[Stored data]
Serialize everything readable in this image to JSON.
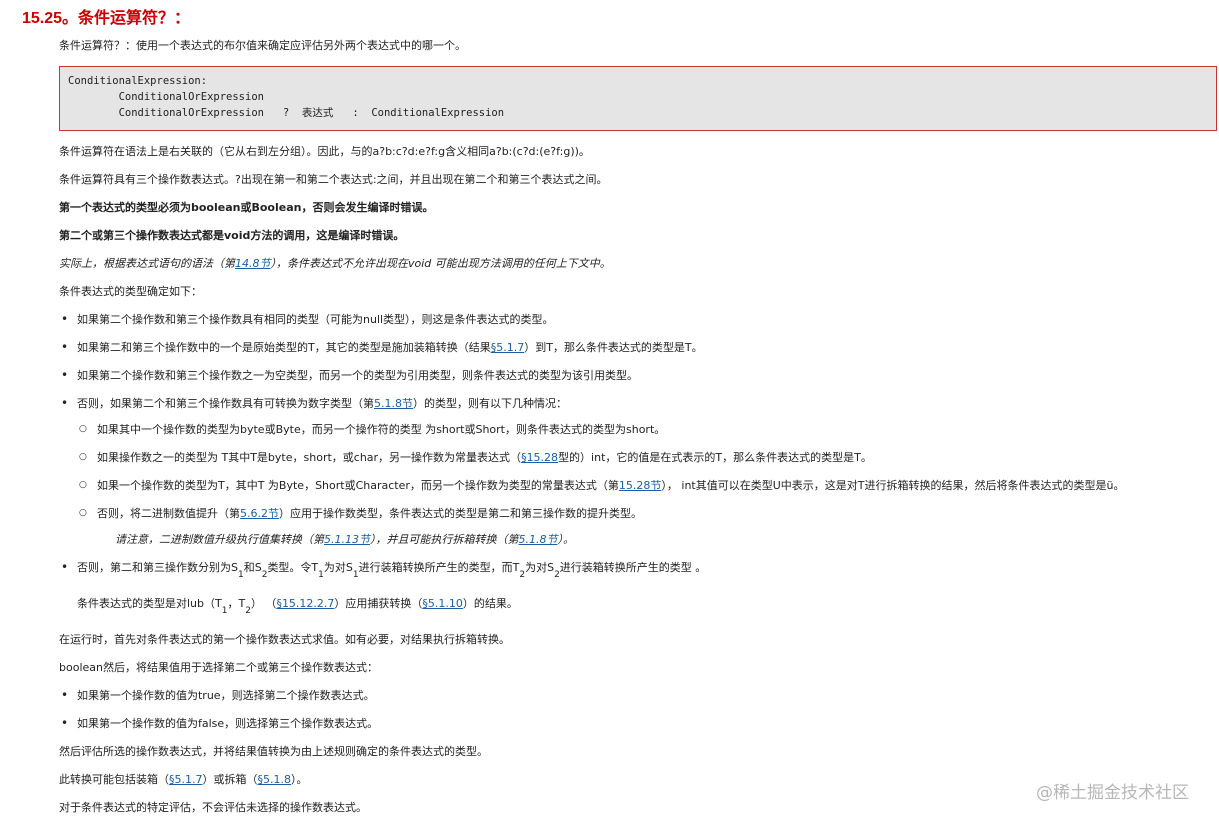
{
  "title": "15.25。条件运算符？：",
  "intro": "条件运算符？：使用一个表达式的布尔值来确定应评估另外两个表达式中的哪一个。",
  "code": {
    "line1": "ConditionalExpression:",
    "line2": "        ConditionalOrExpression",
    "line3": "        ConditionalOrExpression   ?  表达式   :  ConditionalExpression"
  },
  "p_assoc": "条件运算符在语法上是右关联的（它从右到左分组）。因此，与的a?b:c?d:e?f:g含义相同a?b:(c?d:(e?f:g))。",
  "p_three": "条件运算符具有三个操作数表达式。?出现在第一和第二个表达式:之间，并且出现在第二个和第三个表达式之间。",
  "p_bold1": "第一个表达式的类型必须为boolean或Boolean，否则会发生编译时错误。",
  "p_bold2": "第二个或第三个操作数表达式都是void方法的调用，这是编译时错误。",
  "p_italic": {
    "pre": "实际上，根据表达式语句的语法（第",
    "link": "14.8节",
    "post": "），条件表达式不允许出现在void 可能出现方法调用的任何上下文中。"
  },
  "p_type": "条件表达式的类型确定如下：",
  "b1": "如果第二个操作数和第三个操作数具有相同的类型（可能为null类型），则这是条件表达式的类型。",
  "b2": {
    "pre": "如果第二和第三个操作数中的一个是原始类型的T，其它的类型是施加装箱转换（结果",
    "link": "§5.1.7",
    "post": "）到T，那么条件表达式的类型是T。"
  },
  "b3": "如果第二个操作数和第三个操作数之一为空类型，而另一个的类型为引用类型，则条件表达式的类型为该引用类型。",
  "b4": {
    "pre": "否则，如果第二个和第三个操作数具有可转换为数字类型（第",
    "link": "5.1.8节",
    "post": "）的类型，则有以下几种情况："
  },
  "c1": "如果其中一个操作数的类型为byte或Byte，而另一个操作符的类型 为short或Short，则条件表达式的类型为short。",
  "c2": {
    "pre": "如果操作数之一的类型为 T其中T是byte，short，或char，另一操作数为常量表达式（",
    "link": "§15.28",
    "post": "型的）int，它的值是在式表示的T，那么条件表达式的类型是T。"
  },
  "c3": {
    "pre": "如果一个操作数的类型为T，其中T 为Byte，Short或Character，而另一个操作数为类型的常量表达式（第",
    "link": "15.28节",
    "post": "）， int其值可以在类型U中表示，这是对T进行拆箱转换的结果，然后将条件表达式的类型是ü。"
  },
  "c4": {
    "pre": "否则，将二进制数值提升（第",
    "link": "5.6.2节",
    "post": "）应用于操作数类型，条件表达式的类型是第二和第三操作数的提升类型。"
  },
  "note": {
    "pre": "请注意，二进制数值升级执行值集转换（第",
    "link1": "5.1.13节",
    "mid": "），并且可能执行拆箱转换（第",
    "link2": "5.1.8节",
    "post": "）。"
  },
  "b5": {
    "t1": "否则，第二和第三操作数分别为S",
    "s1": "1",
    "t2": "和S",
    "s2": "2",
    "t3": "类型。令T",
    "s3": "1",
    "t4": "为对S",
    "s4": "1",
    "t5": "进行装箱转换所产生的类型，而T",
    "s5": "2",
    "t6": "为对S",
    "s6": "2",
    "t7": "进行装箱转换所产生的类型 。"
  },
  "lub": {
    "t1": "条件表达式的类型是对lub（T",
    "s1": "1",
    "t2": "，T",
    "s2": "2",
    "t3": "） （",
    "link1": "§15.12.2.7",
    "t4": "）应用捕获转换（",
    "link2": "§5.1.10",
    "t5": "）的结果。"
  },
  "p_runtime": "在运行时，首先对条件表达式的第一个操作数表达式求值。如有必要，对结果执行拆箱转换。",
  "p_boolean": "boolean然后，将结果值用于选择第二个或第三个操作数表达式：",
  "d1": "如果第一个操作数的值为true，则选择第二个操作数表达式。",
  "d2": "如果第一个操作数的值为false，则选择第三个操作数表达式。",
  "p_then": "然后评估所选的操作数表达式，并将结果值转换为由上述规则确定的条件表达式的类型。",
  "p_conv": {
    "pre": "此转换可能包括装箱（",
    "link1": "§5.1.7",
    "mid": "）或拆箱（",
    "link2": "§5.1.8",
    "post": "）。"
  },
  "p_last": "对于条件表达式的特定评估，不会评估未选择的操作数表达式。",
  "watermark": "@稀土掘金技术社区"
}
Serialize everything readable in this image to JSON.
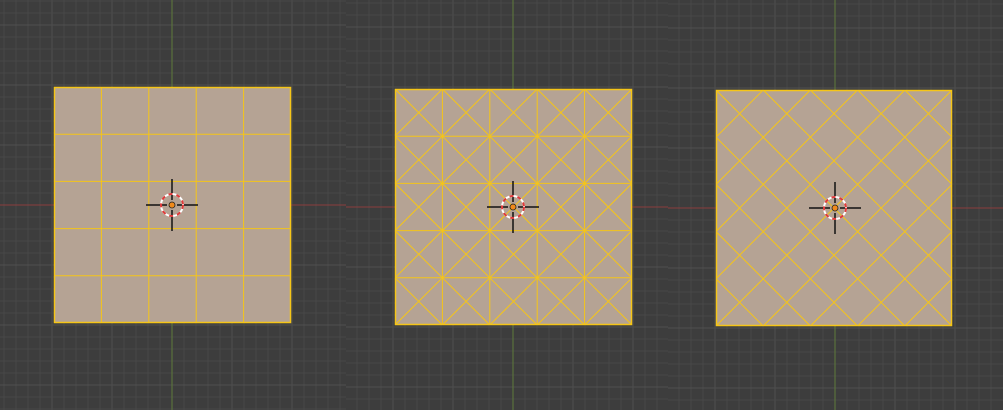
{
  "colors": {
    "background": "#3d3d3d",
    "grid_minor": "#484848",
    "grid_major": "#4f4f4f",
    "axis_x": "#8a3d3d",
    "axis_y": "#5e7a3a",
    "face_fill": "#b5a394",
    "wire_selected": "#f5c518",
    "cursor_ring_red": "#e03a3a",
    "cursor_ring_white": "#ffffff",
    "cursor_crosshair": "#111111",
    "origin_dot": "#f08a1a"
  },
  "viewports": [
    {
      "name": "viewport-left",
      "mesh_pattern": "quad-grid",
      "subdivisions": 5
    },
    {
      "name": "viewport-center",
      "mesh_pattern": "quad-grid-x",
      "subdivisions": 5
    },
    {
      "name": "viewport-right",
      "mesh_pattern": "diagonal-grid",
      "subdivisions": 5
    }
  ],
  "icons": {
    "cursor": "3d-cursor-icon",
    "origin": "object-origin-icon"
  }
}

◆ **SHORT PROBLEM**
Output a faithful copy of the data, with each picture left out.

◆ **WORKED ANSWER**
Serialize everything readable in this image to JSON.
{
  "title": "15.25。条件运算符？：",
  "intro": "条件运算符？：使用一个表达式的布尔值来确定应评估另外两个表达式中的哪一个。",
  "code": {
    "line1": "ConditionalExpression:",
    "line2": "        ConditionalOrExpression",
    "line3": "        ConditionalOrExpression   ?  表达式   :  ConditionalExpression"
  },
  "p_assoc": "条件运算符在语法上是右关联的（它从右到左分组）。因此，与的a?b:c?d:e?f:g含义相同a?b:(c?d:(e?f:g))。",
  "p_three": "条件运算符具有三个操作数表达式。?出现在第一和第二个表达式:之间，并且出现在第二个和第三个表达式之间。",
  "p_bold1": "第一个表达式的类型必须为boolean或Boolean，否则会发生编译时错误。",
  "p_bold2": "第二个或第三个操作数表达式都是void方法的调用，这是编译时错误。",
  "p_italic": {
    "pre": "实际上，根据表达式语句的语法（第",
    "link": "14.8节",
    "post": "），条件表达式不允许出现在void 可能出现方法调用的任何上下文中。"
  },
  "p_type": "条件表达式的类型确定如下：",
  "b1": "如果第二个操作数和第三个操作数具有相同的类型（可能为null类型），则这是条件表达式的类型。",
  "b2": {
    "pre": "如果第二和第三个操作数中的一个是原始类型的T，其它的类型是施加装箱转换（结果",
    "link": "§5.1.7",
    "post": "）到T，那么条件表达式的类型是T。"
  },
  "b3": "如果第二个操作数和第三个操作数之一为空类型，而另一个的类型为引用类型，则条件表达式的类型为该引用类型。",
  "b4": {
    "pre": "否则，如果第二个和第三个操作数具有可转换为数字类型（第",
    "link": "5.1.8节",
    "post": "）的类型，则有以下几种情况："
  },
  "c1": "如果其中一个操作数的类型为byte或Byte，而另一个操作符的类型 为short或Short，则条件表达式的类型为short。",
  "c2": {
    "pre": "如果操作数之一的类型为 T其中T是byte，short，或char，另一操作数为常量表达式（",
    "link": "§15.28",
    "post": "型的）int，它的值是在式表示的T，那么条件表达式的类型是T。"
  },
  "c3": {
    "pre": "如果一个操作数的类型为T，其中T 为Byte，Short或Character，而另一个操作数为类型的常量表达式（第",
    "link": "15.28节",
    "post": "）， int其值可以在类型U中表示，这是对T进行拆箱转换的结果，然后将条件表达式的类型是ü。"
  },
  "c4": {
    "pre": "否则，将二进制数值提升（第",
    "link": "5.6.2节",
    "post": "）应用于操作数类型，条件表达式的类型是第二和第三操作数的提升类型。"
  },
  "note": {
    "pre": "请注意，二进制数值升级执行值集转换（第",
    "link1": "5.1.13节",
    "mid": "），并且可能执行拆箱转换（第",
    "link2": "5.1.8节",
    "post": "）。"
  },
  "b5": {
    "t1": "否则，第二和第三操作数分别为S",
    "s1": "1",
    "t2": "和S",
    "s2": "2",
    "t3": "类型。令T",
    "s3": "1",
    "t4": "为对S",
    "s4": "1",
    "t5": "进行装箱转换所产生的类型，而T",
    "s5": "2",
    "t6": "为对S",
    "s6": "2",
    "t7": "进行装箱转换所产生的类型 。"
  },
  "lub": {
    "t1": "条件表达式的类型是对lub（T",
    "s1": "1",
    "t2": "，T",
    "s2": "2",
    "t3": "） （",
    "link1": "§15.12.2.7",
    "t4": "）应用捕获转换（",
    "link2": "§5.1.10",
    "t5": "）的结果。"
  },
  "p_runtime": "在运行时，首先对条件表达式的第一个操作数表达式求值。如有必要，对结果执行拆箱转换。",
  "p_boolean": "boolean然后，将结果值用于选择第二个或第三个操作数表达式：",
  "d1": "如果第一个操作数的值为true，则选择第二个操作数表达式。",
  "d2": "如果第一个操作数的值为false，则选择第三个操作数表达式。",
  "p_then": "然后评估所选的操作数表达式，并将结果值转换为由上述规则确定的条件表达式的类型。",
  "p_conv": {
    "pre": "此转换可能包括装箱（",
    "link1": "§5.1.7",
    "mid": "）或拆箱（",
    "link2": "§5.1.8",
    "post": "）。"
  },
  "p_last": "对于条件表达式的特定评估，不会评估未选择的操作数表达式。",
  "watermark": "@稀土掘金技术社区"
}
Serialize everything readable in this image to JSON.
{
  "colors": {
    "background": "#3d3d3d",
    "grid_minor": "#484848",
    "grid_major": "#4f4f4f",
    "axis_x": "#8a3d3d",
    "axis_y": "#5e7a3a",
    "face_fill": "#b5a394",
    "wire_selected": "#f5c518",
    "cursor_ring_red": "#e03a3a",
    "cursor_ring_white": "#ffffff",
    "cursor_crosshair": "#111111",
    "origin_dot": "#f08a1a"
  },
  "viewports": [
    {
      "name": "viewport-left",
      "mesh_pattern": "quad-grid",
      "subdivisions": 5
    },
    {
      "name": "viewport-center",
      "mesh_pattern": "quad-grid-x",
      "subdivisions": 5
    },
    {
      "name": "viewport-right",
      "mesh_pattern": "diagonal-grid",
      "subdivisions": 5
    }
  ],
  "icons": {
    "cursor": "3d-cursor-icon",
    "origin": "object-origin-icon"
  }
}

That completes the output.